GIVEN EXERCISE:
Go through the material below and copy each line where the word "following" appears.

Stored records:
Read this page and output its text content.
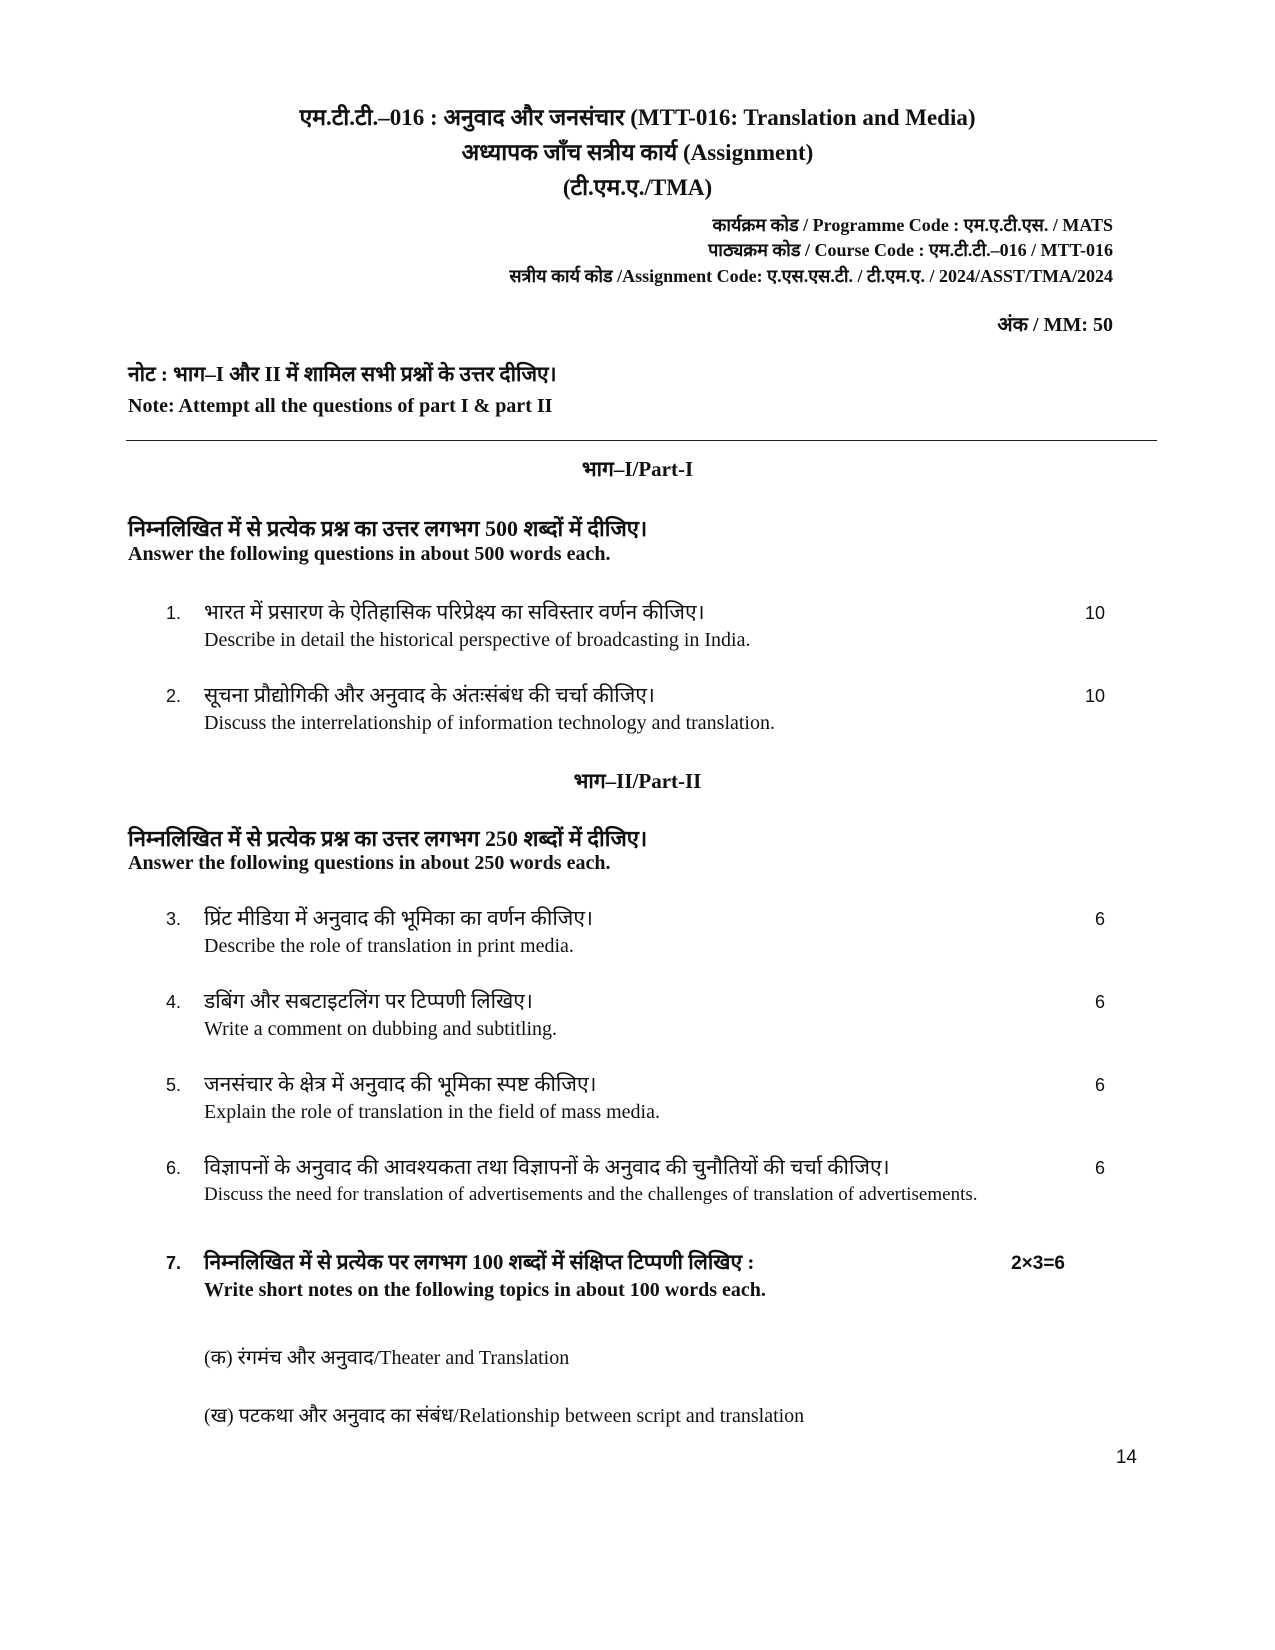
एम.टी.टी.–016 : अनुवाद और जनसंचार (MTT-016: Translation and Media)
अध्यापक जाँच सत्रीय कार्य (Assignment)
(टी.एम.ए./TMA)
कार्यक्रम कोड / Programme Code : एम.ए.टी.एस. / MATS
पाठ्यक्रम कोड / Course Code : एम.टी.टी.–016 / MTT-016
सत्रीय कार्य कोड /Assignment Code: ए.एस.एस.टी. / टी.एम.ए. / 2024/ASST/TMA/2024
अंक / MM: 50
नोट : भाग–I और II में शामिल सभी प्रश्नों के उत्तर दीजिए।
Note: Attempt all the questions of part I & part II
भाग–I/Part-I
निम्नलिखित में से प्रत्येक प्रश्न का उत्तर लगभग 500 शब्दों में दीजिए।
Answer the following questions in about 500 words each.
1. भारत में प्रसारण के ऐतिहासिक परिप्रेक्ष्य का सविस्तार वर्णन कीजिए।
Describe in detail the historical perspective of broadcasting in India.
10
2. सूचना प्रौद्योगिकी और अनुवाद के अंतःसंबंध की चर्चा कीजिए।
Discuss the interrelationship of information technology and translation.
10
भाग–II/Part-II
निम्नलिखित में से प्रत्येक प्रश्न का उत्तर लगभग 250 शब्दों में दीजिए।
Answer the following questions in about 250 words each.
3. प्रिंट मीडिया में अनुवाद की भूमिका का वर्णन कीजिए।
Describe the role of translation in print media.
6
4. डबिंग और सबटाइटलिंग पर टिप्पणी लिखिए।
Write a comment on dubbing and subtitling.
6
5. जनसंचार के क्षेत्र में अनुवाद की भूमिका स्पष्ट कीजिए।
Explain the role of translation in the field of mass media.
6
6. विज्ञापनों के अनुवाद की आवश्यकता तथा विज्ञापनों के अनुवाद की चुनौतियों की चर्चा कीजिए।
Discuss the need for translation of advertisements and the challenges of translation of advertisements.
6
7. निम्नलिखित में से प्रत्येक पर लगभग 100 शब्दों में संक्षिप्त टिप्पणी लिखिए :
Write short notes on the following topics in about 100 words each.
2×3=6
(क) रंगमंच और अनुवाद/Theater and Translation
(ख) पटकथा और अनुवाद का संबंध/Relationship between script and translation
14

THE REPLY:
Answer the following questions in about 500 words each.
Answer the following questions in about 250 words each.
Write short notes on the following topics in about 100 words each.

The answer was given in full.